[Set exercise] From the listing below, pull out the lines that hold "JSON".
>> start
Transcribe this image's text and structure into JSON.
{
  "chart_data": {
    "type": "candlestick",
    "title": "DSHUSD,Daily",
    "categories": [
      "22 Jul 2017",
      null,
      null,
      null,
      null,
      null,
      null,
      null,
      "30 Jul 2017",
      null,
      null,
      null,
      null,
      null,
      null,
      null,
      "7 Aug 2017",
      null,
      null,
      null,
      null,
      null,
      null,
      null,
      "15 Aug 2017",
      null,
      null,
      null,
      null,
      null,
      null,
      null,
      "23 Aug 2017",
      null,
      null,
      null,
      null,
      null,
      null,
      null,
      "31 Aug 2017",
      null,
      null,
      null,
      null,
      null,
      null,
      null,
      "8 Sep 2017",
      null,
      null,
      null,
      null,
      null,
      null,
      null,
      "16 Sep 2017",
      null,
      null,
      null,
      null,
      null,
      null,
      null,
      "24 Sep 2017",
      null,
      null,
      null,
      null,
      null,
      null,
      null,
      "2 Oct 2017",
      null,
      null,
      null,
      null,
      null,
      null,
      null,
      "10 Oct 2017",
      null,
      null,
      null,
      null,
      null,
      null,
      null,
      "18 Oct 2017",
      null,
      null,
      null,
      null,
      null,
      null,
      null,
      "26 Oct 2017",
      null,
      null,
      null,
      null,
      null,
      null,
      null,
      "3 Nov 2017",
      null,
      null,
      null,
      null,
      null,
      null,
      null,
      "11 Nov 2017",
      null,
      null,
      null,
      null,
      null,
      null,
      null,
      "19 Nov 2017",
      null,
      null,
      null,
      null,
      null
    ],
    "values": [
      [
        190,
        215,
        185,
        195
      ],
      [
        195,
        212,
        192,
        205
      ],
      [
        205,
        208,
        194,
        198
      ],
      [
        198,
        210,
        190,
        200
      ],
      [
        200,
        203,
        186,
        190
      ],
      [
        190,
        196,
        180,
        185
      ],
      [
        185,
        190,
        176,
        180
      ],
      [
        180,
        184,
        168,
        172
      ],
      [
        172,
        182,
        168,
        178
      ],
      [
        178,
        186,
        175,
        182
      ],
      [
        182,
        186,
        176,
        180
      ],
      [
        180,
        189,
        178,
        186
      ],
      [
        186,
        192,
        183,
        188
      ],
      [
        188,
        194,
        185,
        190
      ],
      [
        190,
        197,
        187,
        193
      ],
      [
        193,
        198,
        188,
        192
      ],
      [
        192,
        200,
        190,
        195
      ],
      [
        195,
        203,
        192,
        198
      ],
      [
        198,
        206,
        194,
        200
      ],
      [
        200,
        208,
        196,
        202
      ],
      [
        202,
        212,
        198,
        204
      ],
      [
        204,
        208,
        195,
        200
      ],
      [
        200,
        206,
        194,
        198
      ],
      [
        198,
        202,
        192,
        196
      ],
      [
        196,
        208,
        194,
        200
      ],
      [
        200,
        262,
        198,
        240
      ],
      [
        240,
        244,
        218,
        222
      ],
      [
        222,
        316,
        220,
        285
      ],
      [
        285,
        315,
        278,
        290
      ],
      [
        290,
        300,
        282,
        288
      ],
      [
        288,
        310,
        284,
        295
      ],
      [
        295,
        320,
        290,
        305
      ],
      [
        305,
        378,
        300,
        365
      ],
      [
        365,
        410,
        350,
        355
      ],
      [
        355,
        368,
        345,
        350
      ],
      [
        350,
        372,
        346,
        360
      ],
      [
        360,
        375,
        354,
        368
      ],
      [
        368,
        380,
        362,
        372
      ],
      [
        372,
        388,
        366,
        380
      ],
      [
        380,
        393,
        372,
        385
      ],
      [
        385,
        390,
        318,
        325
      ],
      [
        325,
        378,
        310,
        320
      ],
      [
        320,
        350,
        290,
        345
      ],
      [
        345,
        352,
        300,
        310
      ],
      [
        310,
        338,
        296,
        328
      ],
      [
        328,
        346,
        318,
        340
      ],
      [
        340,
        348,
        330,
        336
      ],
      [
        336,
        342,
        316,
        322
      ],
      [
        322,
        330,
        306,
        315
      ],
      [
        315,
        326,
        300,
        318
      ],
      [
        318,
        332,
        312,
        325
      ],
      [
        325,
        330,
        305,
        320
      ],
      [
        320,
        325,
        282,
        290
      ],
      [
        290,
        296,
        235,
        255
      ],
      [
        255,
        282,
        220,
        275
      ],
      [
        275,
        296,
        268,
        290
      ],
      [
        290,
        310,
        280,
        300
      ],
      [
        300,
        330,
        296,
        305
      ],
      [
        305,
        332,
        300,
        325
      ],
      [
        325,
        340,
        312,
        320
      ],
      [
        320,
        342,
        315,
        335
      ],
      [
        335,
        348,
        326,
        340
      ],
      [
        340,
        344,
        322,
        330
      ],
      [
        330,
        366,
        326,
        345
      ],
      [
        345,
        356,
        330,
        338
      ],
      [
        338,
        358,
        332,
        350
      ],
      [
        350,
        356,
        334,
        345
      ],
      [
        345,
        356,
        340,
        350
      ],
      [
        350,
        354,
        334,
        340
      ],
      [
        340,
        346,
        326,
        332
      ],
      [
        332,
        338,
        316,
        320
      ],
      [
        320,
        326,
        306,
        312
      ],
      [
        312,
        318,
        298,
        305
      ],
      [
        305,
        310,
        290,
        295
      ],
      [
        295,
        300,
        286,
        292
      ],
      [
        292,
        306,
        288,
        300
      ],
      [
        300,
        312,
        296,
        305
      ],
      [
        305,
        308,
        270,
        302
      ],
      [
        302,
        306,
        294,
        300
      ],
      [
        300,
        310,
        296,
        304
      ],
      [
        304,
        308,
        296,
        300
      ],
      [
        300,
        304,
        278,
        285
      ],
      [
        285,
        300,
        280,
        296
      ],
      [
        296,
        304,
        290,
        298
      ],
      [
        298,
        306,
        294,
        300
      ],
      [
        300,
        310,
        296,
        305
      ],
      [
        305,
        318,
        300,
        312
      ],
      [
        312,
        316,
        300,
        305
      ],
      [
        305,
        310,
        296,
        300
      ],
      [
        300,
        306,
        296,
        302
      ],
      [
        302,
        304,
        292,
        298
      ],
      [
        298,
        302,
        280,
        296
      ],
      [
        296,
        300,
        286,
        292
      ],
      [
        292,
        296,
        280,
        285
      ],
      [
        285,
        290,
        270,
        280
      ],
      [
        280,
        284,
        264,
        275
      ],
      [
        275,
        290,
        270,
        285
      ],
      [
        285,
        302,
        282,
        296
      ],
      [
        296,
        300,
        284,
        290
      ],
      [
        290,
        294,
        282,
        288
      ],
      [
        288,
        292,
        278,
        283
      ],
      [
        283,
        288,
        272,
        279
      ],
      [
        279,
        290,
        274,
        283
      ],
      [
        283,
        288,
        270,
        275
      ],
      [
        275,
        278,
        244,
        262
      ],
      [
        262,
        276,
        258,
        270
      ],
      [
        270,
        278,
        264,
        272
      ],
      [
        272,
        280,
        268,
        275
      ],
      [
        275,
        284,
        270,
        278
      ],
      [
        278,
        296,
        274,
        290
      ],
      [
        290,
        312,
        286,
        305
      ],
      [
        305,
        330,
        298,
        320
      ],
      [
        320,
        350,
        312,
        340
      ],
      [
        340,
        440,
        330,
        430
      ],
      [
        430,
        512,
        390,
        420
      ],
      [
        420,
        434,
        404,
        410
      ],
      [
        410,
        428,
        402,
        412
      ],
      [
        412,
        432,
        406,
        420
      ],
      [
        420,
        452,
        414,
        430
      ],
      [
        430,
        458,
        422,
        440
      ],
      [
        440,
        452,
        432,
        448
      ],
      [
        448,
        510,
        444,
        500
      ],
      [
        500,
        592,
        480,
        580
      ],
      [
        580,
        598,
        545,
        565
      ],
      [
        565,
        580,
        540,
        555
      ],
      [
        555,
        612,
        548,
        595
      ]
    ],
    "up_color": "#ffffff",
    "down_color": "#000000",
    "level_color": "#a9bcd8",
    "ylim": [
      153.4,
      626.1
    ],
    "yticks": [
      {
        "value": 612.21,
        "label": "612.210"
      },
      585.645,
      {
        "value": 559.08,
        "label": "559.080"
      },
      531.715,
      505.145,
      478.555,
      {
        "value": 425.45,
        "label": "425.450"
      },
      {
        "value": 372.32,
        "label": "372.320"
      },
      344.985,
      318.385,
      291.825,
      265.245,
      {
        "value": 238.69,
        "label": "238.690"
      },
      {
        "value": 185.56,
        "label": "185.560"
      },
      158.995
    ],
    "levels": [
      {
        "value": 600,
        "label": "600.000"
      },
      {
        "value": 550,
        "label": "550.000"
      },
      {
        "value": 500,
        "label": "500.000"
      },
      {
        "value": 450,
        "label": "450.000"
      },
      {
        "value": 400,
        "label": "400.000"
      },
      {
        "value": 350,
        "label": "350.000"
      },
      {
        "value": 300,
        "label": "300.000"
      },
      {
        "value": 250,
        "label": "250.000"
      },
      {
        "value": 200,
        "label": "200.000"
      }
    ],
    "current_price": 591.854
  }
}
>> end
>> start
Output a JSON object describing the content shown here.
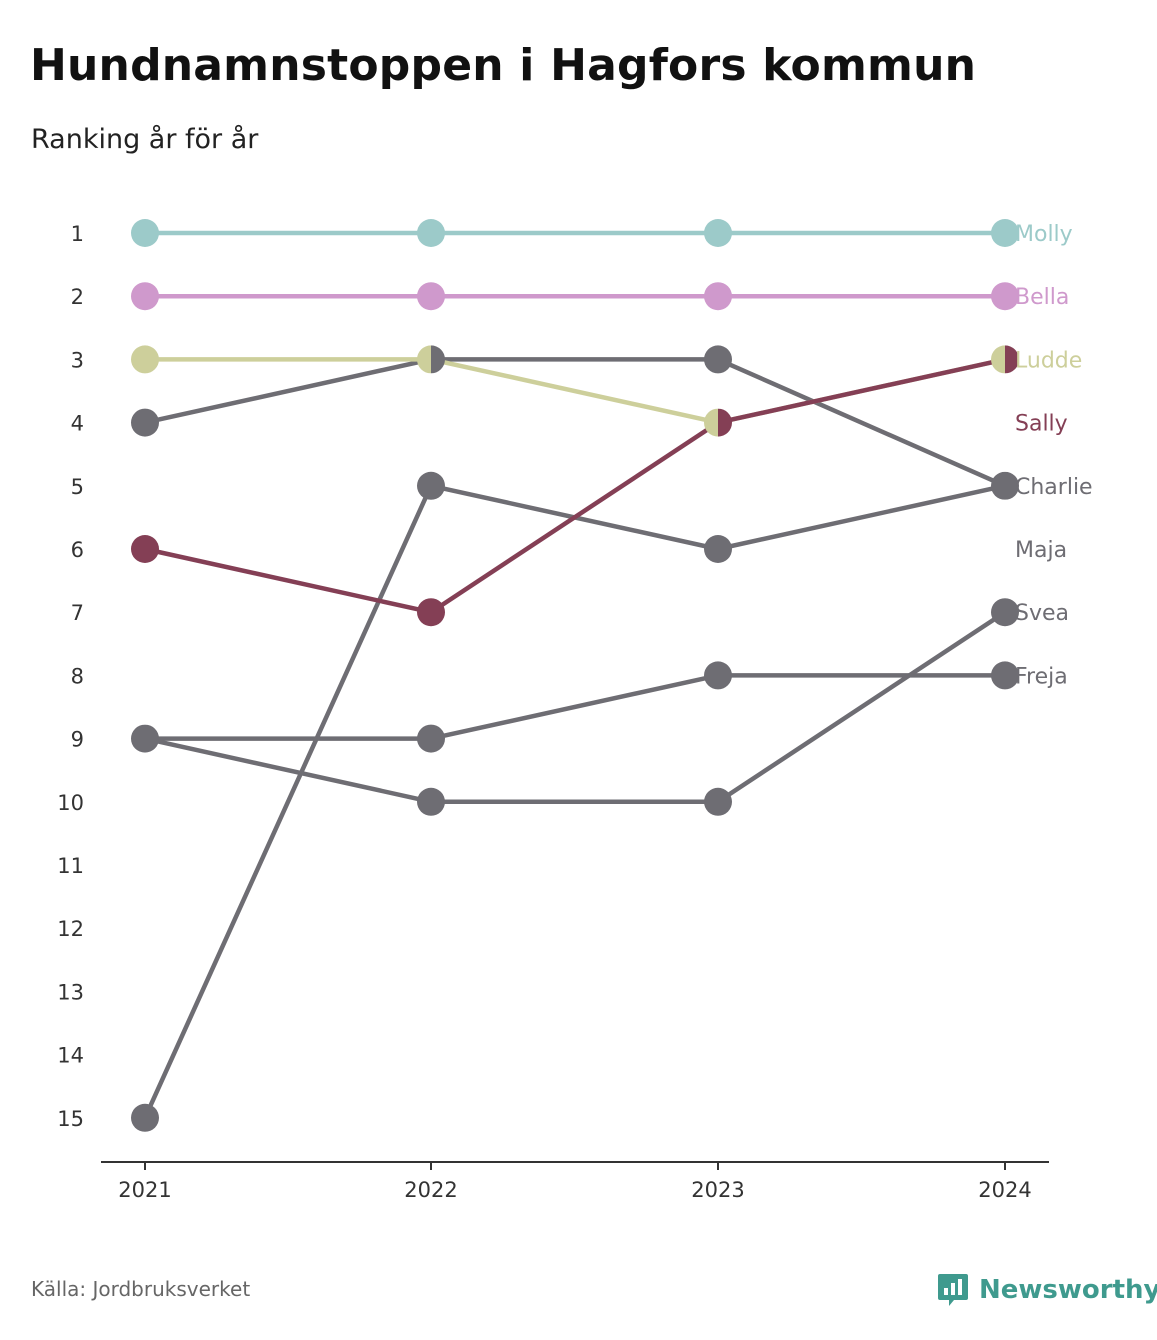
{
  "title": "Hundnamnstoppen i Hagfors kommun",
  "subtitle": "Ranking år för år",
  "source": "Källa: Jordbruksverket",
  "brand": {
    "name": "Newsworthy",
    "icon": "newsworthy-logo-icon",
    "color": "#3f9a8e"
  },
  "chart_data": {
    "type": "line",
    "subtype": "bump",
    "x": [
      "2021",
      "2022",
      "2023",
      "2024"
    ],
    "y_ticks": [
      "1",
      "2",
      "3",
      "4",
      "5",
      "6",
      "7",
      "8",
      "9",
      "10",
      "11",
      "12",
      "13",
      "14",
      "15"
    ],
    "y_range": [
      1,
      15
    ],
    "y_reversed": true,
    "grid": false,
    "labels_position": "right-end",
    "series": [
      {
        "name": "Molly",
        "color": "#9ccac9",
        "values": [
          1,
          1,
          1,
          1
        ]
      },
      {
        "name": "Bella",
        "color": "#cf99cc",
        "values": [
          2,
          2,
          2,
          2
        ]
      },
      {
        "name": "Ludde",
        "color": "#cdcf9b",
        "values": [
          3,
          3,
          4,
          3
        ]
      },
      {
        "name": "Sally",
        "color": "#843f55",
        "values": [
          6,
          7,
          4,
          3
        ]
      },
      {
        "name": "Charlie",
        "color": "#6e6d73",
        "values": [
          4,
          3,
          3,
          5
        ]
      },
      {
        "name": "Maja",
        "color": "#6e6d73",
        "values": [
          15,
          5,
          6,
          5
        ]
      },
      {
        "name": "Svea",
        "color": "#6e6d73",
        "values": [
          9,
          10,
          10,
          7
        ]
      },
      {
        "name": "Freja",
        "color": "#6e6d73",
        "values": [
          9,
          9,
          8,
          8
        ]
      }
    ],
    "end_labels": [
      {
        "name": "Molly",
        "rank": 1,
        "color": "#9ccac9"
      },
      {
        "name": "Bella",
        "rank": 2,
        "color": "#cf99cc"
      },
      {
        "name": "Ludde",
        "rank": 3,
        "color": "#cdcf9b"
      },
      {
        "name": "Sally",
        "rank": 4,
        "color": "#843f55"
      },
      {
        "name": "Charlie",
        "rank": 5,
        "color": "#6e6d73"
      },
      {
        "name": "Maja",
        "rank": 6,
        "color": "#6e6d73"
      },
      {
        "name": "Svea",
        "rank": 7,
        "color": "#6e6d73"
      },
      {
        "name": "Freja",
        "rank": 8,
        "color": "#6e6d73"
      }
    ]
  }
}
>> end
[Result of the exercise]
Transcribe this image's text and structure into JSON.
Output a JSON object describing the content shown here.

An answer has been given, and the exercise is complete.